# [Written exercise]
Set down every one of the records below, line by line, without changing a single character.
··· Material for the task
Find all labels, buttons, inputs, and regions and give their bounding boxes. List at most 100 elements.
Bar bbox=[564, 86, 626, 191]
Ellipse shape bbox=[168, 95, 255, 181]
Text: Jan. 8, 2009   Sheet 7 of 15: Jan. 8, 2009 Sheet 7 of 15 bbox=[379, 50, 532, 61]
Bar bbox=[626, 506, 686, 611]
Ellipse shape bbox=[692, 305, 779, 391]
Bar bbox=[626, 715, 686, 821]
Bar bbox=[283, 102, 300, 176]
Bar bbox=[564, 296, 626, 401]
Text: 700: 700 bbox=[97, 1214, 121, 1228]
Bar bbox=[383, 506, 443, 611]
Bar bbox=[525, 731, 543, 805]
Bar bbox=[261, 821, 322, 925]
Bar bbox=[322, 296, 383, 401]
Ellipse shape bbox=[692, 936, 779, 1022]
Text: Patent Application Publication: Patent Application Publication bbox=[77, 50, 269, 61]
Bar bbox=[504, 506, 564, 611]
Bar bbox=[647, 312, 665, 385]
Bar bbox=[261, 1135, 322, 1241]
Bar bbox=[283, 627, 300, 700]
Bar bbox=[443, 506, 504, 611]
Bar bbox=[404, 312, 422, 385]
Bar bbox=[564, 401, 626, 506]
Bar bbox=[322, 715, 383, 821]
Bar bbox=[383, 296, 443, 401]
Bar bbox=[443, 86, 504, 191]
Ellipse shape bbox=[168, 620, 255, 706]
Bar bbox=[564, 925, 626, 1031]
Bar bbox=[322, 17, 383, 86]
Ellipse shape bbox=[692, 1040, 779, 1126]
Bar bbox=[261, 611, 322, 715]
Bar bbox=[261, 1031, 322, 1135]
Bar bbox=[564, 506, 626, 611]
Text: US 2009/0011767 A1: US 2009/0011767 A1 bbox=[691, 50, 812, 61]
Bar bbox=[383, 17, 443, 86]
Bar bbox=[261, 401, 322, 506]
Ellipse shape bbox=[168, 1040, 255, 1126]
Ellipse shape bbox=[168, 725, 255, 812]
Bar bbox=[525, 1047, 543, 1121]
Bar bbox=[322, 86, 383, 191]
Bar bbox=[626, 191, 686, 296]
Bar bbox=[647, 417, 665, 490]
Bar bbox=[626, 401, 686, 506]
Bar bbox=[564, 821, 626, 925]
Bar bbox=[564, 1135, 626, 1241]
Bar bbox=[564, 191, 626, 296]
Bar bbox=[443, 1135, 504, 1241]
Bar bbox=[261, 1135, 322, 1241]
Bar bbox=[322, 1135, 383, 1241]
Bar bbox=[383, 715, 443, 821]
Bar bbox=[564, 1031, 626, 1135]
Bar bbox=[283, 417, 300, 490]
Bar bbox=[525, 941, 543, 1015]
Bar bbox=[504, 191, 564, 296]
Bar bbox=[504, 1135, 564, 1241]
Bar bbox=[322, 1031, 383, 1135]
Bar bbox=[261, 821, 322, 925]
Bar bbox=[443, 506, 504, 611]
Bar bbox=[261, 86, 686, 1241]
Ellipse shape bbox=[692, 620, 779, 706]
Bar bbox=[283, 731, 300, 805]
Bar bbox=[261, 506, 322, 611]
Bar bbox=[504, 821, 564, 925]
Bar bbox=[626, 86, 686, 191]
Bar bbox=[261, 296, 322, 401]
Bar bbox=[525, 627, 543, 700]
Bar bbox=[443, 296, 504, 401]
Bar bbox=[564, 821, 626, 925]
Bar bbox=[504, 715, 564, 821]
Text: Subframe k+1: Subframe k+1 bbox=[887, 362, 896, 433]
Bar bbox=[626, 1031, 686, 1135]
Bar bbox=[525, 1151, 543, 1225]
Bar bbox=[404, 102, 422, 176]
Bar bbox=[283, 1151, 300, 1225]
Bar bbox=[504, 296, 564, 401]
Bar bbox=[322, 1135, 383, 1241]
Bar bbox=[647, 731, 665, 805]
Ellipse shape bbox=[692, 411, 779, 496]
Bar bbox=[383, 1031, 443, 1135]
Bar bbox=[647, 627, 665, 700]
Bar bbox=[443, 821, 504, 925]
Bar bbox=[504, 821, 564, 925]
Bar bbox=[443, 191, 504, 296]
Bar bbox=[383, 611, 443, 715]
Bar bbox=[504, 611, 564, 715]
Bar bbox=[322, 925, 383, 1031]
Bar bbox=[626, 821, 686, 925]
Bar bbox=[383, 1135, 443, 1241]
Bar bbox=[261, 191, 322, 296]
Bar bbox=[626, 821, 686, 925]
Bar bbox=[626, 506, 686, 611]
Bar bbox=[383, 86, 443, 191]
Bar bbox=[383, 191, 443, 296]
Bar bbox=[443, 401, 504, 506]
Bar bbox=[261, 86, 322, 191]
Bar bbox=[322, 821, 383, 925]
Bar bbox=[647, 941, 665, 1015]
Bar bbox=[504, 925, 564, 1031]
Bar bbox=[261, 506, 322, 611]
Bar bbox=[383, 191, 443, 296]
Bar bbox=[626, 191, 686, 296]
······
# [Response to this task]
Find all labels, buttons, inputs, and regions and give their bounding boxes. List at most 100 elements.
Bar bbox=[564, 86, 626, 191]
Ellipse shape bbox=[168, 95, 255, 181]
Text: Jan. 8, 2009   Sheet 7 of 15: Jan. 8, 2009 Sheet 7 of 15 bbox=[379, 50, 532, 61]
Bar bbox=[626, 506, 686, 611]
Ellipse shape bbox=[692, 305, 779, 391]
Bar bbox=[626, 715, 686, 821]
Bar bbox=[283, 102, 300, 176]
Bar bbox=[564, 296, 626, 401]
Text: 700: 700 bbox=[97, 1214, 121, 1228]
Bar bbox=[383, 506, 443, 611]
Bar bbox=[525, 731, 543, 805]
Bar bbox=[261, 821, 322, 925]
Bar bbox=[322, 296, 383, 401]
Ellipse shape bbox=[692, 936, 779, 1022]
Text: Patent Application Publication: Patent Application Publication bbox=[77, 50, 269, 61]
Bar bbox=[504, 506, 564, 611]
Bar bbox=[647, 312, 665, 385]
Bar bbox=[261, 1135, 322, 1241]
Bar bbox=[283, 627, 300, 700]
Bar bbox=[443, 506, 504, 611]
Bar bbox=[404, 312, 422, 385]
Bar bbox=[564, 401, 626, 506]
Bar bbox=[322, 715, 383, 821]
Bar bbox=[383, 296, 443, 401]
Bar bbox=[443, 86, 504, 191]
Ellipse shape bbox=[168, 620, 255, 706]
Bar bbox=[564, 925, 626, 1031]
Bar bbox=[322, 17, 383, 86]
Ellipse shape bbox=[692, 1040, 779, 1126]
Bar bbox=[261, 611, 322, 715]
Bar bbox=[261, 1031, 322, 1135]
Bar bbox=[564, 506, 626, 611]
Text: US 2009/0011767 A1: US 2009/0011767 A1 bbox=[691, 50, 812, 61]
Bar bbox=[383, 17, 443, 86]
Bar bbox=[261, 401, 322, 506]
Ellipse shape bbox=[168, 1040, 255, 1126]
Ellipse shape bbox=[168, 725, 255, 812]
Bar bbox=[525, 1047, 543, 1121]
Bar bbox=[322, 86, 383, 191]
Bar bbox=[626, 191, 686, 296]
Bar bbox=[647, 417, 665, 490]
Bar bbox=[626, 401, 686, 506]
Bar bbox=[564, 821, 626, 925]
Bar bbox=[564, 1135, 626, 1241]
Bar bbox=[564, 191, 626, 296]
Bar bbox=[443, 1135, 504, 1241]
Bar bbox=[261, 1135, 322, 1241]
Bar bbox=[322, 1135, 383, 1241]
Bar bbox=[383, 715, 443, 821]
Bar bbox=[564, 1031, 626, 1135]
Bar bbox=[283, 417, 300, 490]
Bar bbox=[525, 941, 543, 1015]
Bar bbox=[504, 191, 564, 296]
Bar bbox=[504, 1135, 564, 1241]
Bar bbox=[322, 1031, 383, 1135]
Bar bbox=[261, 821, 322, 925]
Bar bbox=[443, 506, 504, 611]
Bar bbox=[261, 86, 686, 1241]
Ellipse shape bbox=[692, 620, 779, 706]
Bar bbox=[283, 731, 300, 805]
Bar bbox=[261, 506, 322, 611]
Bar bbox=[504, 821, 564, 925]
Bar bbox=[626, 86, 686, 191]
Bar bbox=[261, 296, 322, 401]
Bar bbox=[525, 627, 543, 700]
Bar bbox=[443, 296, 504, 401]
Bar bbox=[564, 821, 626, 925]
Bar bbox=[504, 715, 564, 821]
Text: Subframe k+1: Subframe k+1 bbox=[887, 362, 896, 433]
Bar bbox=[626, 1031, 686, 1135]
Bar bbox=[525, 1151, 543, 1225]
Bar bbox=[404, 102, 422, 176]
Bar bbox=[283, 1151, 300, 1225]
Bar bbox=[504, 296, 564, 401]
Bar bbox=[322, 1135, 383, 1241]
Bar bbox=[647, 731, 665, 805]
Ellipse shape bbox=[692, 411, 779, 496]
Bar bbox=[383, 1031, 443, 1135]
Bar bbox=[647, 627, 665, 700]
Bar bbox=[443, 821, 504, 925]
Bar bbox=[504, 821, 564, 925]
Bar bbox=[443, 191, 504, 296]
Bar bbox=[383, 611, 443, 715]
Bar bbox=[504, 611, 564, 715]
Bar bbox=[322, 925, 383, 1031]
Bar bbox=[626, 821, 686, 925]
Bar bbox=[383, 1135, 443, 1241]
Bar bbox=[261, 191, 322, 296]
Bar bbox=[626, 821, 686, 925]
Bar bbox=[626, 506, 686, 611]
Bar bbox=[383, 86, 443, 191]
Bar bbox=[383, 191, 443, 296]
Bar bbox=[443, 401, 504, 506]
Bar bbox=[261, 86, 322, 191]
Bar bbox=[322, 821, 383, 925]
Bar bbox=[647, 941, 665, 1015]
Bar bbox=[504, 925, 564, 1031]
Bar bbox=[261, 506, 322, 611]
Bar bbox=[383, 191, 443, 296]
Bar bbox=[626, 191, 686, 296]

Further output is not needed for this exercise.